*Stated exercise:* The records are set out below this line. Return exactly the lines from the one containing "Read all visible content and emit it as JSON." through the last, and exclude the pictures.

*Provided records:*
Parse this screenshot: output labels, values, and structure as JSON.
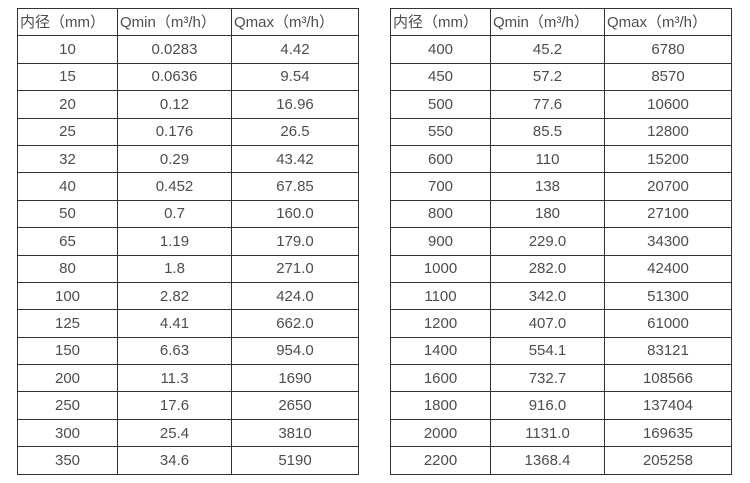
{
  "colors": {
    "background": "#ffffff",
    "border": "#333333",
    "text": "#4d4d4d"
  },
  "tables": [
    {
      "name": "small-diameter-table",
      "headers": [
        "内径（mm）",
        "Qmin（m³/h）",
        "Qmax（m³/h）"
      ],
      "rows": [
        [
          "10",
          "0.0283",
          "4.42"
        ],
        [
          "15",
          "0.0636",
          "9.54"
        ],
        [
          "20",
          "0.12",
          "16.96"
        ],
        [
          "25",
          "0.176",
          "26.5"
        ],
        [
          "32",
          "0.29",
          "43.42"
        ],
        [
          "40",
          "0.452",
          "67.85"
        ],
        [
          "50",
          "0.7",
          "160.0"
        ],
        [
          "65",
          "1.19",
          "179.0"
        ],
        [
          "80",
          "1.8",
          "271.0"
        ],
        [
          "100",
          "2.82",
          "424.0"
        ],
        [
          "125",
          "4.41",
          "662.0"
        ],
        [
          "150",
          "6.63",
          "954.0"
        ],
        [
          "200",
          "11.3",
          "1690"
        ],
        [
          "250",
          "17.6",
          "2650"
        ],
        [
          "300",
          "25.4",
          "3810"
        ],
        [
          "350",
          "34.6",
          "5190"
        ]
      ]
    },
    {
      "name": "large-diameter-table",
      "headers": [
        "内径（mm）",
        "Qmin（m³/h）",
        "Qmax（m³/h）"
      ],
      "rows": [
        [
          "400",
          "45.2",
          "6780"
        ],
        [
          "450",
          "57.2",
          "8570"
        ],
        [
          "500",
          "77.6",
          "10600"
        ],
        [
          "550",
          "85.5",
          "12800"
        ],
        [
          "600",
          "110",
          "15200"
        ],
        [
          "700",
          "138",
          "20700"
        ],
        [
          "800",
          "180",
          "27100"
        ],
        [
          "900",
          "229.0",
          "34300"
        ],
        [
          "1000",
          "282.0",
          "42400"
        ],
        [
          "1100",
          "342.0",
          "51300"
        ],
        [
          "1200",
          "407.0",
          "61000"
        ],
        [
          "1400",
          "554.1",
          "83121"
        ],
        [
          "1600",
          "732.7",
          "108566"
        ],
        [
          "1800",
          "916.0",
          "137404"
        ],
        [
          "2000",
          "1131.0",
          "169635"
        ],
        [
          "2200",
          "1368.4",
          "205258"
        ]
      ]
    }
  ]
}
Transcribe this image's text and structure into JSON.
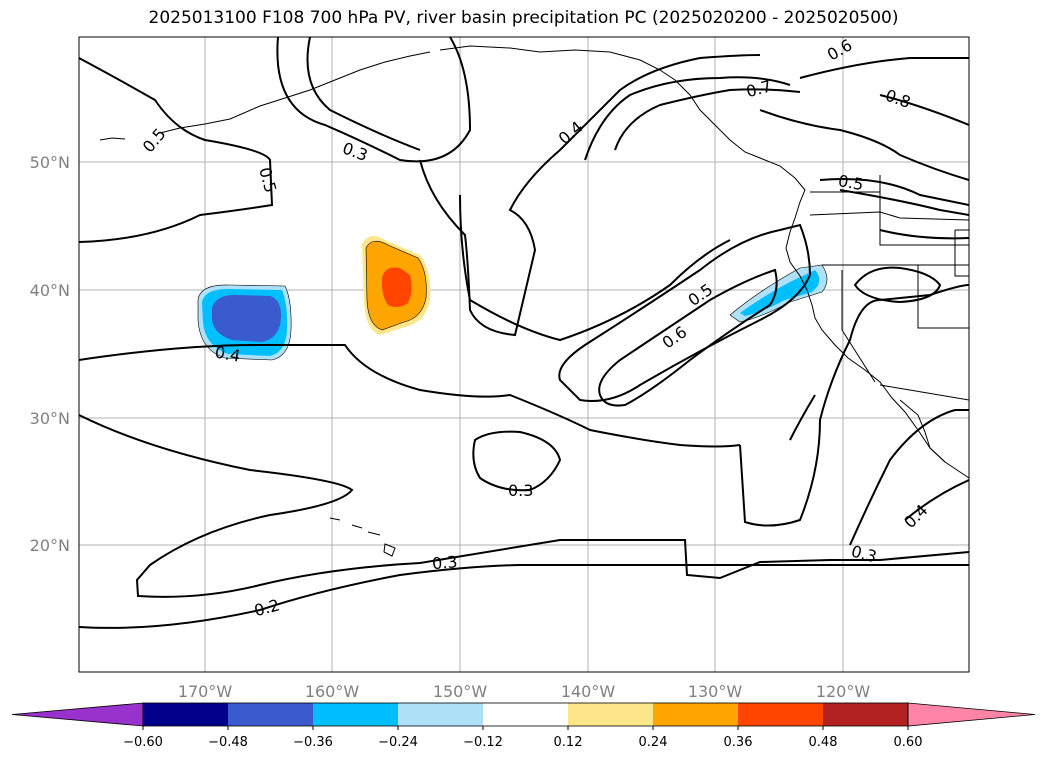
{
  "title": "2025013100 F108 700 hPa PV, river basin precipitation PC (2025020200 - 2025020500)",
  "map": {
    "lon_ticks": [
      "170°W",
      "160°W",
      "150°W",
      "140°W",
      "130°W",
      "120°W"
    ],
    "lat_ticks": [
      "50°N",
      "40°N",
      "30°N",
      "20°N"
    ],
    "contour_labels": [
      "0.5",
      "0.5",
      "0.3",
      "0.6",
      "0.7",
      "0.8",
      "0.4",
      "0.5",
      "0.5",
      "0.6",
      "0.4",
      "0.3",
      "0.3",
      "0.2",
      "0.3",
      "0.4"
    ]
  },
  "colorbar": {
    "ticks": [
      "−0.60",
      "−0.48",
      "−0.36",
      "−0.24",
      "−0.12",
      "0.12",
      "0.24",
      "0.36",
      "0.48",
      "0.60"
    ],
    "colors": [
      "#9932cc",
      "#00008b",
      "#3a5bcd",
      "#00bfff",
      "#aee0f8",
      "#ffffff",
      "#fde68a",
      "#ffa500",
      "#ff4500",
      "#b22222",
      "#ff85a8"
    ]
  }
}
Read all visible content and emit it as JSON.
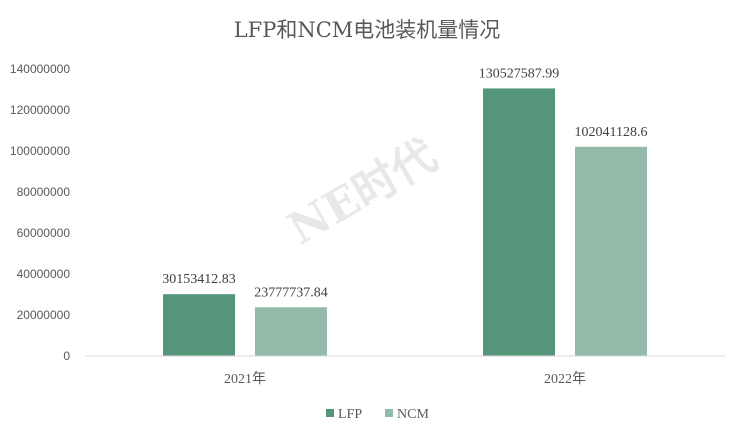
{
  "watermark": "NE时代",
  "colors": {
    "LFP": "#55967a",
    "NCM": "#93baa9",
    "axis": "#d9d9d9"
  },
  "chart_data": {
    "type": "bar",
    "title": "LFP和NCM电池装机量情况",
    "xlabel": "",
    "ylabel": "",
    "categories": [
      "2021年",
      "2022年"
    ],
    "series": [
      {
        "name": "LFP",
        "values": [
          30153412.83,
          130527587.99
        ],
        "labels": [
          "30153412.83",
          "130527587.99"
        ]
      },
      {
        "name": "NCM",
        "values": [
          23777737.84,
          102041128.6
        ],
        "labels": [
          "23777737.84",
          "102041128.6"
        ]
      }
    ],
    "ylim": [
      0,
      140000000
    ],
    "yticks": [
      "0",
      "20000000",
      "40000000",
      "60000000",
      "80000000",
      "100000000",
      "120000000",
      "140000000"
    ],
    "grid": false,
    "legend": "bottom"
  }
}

*Result below:*
Read all visible content and emit it as JSON.
{
  "watermark": "NE时代",
  "colors": {
    "LFP": "#55967a",
    "NCM": "#93baa9",
    "axis": "#d9d9d9"
  },
  "chart_data": {
    "type": "bar",
    "title": "LFP和NCM电池装机量情况",
    "xlabel": "",
    "ylabel": "",
    "categories": [
      "2021年",
      "2022年"
    ],
    "series": [
      {
        "name": "LFP",
        "values": [
          30153412.83,
          130527587.99
        ],
        "labels": [
          "30153412.83",
          "130527587.99"
        ]
      },
      {
        "name": "NCM",
        "values": [
          23777737.84,
          102041128.6
        ],
        "labels": [
          "23777737.84",
          "102041128.6"
        ]
      }
    ],
    "ylim": [
      0,
      140000000
    ],
    "yticks": [
      "0",
      "20000000",
      "40000000",
      "60000000",
      "80000000",
      "100000000",
      "120000000",
      "140000000"
    ],
    "grid": false,
    "legend": "bottom"
  }
}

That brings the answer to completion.